_Aim_: Show every line in the entries below where the word "School" appears.

_Entries supplied_:
----

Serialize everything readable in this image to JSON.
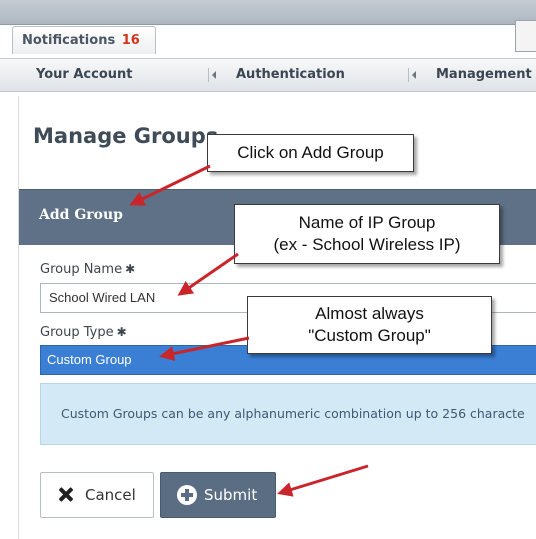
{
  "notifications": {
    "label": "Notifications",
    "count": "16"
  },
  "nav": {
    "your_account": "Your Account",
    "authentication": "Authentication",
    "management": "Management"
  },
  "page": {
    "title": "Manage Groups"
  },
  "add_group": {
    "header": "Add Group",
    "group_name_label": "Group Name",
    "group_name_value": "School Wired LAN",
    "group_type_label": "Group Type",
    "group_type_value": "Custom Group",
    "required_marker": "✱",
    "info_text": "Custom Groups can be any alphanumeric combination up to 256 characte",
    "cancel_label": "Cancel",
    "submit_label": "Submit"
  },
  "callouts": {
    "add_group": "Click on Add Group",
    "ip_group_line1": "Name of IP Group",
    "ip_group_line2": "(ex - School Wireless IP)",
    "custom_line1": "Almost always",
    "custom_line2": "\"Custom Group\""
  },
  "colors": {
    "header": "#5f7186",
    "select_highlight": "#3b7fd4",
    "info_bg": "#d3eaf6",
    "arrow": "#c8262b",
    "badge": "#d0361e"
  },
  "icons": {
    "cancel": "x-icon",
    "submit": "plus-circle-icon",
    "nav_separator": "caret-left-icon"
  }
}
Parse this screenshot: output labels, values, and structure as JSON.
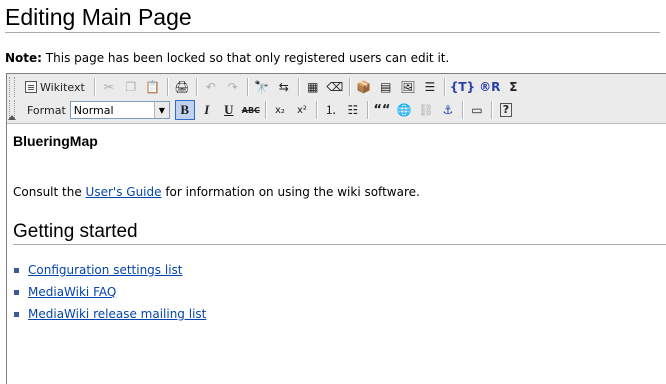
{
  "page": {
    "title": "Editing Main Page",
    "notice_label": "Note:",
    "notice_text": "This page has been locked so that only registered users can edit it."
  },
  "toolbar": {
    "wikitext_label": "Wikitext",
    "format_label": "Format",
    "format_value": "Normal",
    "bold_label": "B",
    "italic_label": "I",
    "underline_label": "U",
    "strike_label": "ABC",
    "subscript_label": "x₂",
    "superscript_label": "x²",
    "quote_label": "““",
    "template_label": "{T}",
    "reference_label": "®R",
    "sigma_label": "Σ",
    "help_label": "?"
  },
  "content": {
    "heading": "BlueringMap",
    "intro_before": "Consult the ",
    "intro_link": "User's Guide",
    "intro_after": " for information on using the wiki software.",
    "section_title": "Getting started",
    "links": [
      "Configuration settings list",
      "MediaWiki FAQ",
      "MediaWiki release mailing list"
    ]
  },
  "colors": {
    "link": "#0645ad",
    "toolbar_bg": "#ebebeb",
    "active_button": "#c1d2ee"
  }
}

----

_Full response_:
    "group_name_value": "School Wired LAN",
    "ip_group_line2": "(ex - School Wireless IP)",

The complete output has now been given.